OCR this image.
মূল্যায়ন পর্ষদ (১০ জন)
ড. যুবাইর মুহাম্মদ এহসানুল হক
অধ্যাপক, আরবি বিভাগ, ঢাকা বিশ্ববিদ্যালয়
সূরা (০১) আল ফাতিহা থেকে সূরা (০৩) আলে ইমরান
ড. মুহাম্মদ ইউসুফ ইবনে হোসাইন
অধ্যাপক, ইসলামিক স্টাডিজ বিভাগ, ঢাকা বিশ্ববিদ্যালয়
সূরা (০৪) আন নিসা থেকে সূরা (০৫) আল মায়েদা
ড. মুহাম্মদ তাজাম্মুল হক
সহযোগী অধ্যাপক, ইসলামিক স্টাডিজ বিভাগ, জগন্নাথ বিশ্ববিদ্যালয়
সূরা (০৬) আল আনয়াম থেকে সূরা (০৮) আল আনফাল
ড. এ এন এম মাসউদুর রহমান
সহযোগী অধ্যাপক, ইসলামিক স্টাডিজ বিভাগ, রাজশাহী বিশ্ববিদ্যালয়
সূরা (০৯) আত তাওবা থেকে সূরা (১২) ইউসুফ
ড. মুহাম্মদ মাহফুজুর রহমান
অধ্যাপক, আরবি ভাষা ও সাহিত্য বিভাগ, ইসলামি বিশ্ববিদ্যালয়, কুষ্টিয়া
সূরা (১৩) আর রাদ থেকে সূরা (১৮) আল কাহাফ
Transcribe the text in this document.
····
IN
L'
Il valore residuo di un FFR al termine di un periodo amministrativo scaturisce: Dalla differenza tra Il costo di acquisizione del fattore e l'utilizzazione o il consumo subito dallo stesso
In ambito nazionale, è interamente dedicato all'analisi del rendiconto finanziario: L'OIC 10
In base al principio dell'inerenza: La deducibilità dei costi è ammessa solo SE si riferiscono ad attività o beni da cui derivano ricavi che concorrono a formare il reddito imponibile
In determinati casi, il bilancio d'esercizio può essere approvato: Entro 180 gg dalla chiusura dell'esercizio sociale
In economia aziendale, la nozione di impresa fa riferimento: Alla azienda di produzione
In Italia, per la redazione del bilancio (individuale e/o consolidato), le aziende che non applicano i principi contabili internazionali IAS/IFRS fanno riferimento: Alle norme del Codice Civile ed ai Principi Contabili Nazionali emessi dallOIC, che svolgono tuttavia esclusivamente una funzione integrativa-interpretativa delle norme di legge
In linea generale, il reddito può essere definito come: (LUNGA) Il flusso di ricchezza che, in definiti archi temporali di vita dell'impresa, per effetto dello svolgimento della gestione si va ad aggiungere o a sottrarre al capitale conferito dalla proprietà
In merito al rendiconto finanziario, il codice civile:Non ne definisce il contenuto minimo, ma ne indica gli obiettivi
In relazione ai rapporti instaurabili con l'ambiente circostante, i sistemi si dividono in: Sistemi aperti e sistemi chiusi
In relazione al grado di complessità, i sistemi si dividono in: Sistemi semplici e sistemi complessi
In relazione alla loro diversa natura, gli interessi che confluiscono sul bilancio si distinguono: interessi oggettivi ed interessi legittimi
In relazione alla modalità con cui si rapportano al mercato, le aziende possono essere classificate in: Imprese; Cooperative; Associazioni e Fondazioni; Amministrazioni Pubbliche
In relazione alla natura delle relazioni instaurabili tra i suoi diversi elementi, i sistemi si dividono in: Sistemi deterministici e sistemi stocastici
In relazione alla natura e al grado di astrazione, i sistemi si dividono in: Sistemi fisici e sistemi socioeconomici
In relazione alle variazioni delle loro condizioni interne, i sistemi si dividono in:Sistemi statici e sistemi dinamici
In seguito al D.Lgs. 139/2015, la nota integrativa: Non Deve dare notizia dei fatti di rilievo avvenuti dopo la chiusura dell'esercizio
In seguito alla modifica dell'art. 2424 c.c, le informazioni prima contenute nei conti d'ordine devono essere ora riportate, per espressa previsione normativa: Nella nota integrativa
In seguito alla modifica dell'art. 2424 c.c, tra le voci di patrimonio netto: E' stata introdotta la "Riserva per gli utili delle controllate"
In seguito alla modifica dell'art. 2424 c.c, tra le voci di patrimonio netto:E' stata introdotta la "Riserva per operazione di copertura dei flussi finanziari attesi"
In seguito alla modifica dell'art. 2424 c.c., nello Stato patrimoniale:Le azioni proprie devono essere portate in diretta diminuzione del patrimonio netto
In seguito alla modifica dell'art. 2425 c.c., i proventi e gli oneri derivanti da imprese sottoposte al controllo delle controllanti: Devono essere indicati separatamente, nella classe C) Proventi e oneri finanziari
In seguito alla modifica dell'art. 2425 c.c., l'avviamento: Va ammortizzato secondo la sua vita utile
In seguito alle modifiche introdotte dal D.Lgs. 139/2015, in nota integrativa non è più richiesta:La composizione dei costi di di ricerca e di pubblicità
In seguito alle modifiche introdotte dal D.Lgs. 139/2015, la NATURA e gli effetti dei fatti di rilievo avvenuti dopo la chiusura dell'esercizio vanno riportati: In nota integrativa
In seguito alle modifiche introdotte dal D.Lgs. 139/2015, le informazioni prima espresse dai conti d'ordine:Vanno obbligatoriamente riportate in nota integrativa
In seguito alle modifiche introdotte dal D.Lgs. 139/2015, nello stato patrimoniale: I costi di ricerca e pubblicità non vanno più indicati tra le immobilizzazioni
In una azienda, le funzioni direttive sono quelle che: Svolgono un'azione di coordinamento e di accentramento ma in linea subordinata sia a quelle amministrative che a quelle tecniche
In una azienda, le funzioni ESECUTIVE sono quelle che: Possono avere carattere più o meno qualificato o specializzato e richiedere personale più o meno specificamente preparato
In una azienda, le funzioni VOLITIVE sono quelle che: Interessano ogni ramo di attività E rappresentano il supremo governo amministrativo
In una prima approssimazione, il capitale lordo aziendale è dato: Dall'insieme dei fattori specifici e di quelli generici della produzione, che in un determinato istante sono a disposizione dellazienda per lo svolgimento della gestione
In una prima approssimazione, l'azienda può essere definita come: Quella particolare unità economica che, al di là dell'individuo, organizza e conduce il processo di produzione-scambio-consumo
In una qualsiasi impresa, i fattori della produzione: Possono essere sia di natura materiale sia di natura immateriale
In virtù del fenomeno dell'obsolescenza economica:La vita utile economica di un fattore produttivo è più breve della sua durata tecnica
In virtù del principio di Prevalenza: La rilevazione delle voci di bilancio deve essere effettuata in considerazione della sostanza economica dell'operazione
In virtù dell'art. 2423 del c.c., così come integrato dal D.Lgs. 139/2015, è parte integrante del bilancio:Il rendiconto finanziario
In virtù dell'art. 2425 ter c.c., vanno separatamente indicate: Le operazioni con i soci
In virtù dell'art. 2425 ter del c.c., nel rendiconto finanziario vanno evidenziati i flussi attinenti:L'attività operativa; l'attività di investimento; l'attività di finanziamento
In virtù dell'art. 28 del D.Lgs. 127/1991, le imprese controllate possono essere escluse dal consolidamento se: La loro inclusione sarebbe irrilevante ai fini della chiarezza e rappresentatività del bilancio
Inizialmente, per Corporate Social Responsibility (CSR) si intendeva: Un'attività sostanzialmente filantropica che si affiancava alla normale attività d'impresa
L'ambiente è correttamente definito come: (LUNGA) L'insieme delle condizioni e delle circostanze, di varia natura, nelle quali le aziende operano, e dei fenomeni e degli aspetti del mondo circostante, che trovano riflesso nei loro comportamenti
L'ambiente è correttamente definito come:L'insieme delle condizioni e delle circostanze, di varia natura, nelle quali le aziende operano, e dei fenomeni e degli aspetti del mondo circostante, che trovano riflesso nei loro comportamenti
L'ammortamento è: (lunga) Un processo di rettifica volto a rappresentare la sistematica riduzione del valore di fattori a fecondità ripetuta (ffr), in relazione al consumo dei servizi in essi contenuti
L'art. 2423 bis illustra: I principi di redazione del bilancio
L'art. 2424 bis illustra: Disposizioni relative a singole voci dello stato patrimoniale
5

- - -

Set task>
Pick out and copy the lines of the material that include the word "chiusura".

Answer for the task>
In determinati casi, il bilancio d'esercizio può essere approvato: Entro 180 gg dalla chiusura dell'esercizio sociale
In seguito al D.Lgs. 139/2015, la nota integrativa: Non Deve dare notizia dei fatti di rilievo avvenuti dopo la chiusura dell'esercizio
In seguito alle modifiche introdotte dal D.Lgs. 139/2015, la NATURA e gli effetti dei fatti di rilievo avvenuti dopo la chiusura dell'esercizio vanno riportati: In nota integrativa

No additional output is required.